## What is being asked
Go through the records and show each line where the word "所得税前" occurs.

Data records
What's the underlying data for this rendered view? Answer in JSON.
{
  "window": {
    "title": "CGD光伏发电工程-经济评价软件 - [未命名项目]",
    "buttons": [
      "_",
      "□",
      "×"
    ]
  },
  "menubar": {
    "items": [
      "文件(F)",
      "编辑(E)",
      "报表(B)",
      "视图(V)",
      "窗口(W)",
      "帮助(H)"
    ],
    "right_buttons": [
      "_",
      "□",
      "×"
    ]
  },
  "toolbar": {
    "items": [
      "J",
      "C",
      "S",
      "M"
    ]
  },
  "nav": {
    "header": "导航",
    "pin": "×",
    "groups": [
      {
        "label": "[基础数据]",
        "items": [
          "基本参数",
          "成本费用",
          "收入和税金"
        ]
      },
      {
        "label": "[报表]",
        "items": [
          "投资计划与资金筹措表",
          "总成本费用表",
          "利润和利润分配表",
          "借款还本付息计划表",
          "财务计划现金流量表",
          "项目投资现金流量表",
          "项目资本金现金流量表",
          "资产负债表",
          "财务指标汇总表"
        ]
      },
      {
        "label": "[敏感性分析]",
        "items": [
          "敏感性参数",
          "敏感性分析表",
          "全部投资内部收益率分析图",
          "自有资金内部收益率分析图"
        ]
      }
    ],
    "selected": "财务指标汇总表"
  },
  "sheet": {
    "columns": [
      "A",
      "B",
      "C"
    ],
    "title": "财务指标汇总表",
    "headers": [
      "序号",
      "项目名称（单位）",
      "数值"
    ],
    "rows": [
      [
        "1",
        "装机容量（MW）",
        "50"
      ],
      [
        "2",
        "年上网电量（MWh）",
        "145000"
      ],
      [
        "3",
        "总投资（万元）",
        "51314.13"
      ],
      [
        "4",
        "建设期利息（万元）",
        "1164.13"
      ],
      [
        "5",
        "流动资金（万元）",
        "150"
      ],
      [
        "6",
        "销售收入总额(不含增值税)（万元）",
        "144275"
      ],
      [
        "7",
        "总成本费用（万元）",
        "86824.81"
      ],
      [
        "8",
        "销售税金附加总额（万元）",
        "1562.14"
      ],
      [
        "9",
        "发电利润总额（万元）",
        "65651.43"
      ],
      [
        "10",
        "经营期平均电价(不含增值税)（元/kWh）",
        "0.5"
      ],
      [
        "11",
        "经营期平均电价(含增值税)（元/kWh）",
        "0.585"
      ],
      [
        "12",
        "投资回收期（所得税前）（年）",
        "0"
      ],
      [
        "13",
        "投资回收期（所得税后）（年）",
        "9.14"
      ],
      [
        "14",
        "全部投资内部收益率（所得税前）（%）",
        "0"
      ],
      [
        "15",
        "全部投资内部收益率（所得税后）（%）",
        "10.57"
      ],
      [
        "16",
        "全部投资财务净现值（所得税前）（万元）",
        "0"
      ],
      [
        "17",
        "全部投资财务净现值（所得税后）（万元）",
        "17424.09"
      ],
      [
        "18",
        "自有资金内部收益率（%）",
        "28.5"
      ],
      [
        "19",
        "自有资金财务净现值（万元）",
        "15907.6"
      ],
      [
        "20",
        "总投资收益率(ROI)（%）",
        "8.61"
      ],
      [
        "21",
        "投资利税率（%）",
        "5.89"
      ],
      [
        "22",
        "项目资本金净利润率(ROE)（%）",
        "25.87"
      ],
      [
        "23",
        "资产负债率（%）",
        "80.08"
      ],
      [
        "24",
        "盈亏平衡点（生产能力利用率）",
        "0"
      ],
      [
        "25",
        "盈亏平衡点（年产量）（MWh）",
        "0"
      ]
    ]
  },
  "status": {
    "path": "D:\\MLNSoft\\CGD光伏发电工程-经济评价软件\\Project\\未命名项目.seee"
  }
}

## Reply
        "投资回收期（所得税前）（年）",
        "全部投资内部收益率（所得税前）（%）",
        "全部投资财务净现值（所得税前）（万元）",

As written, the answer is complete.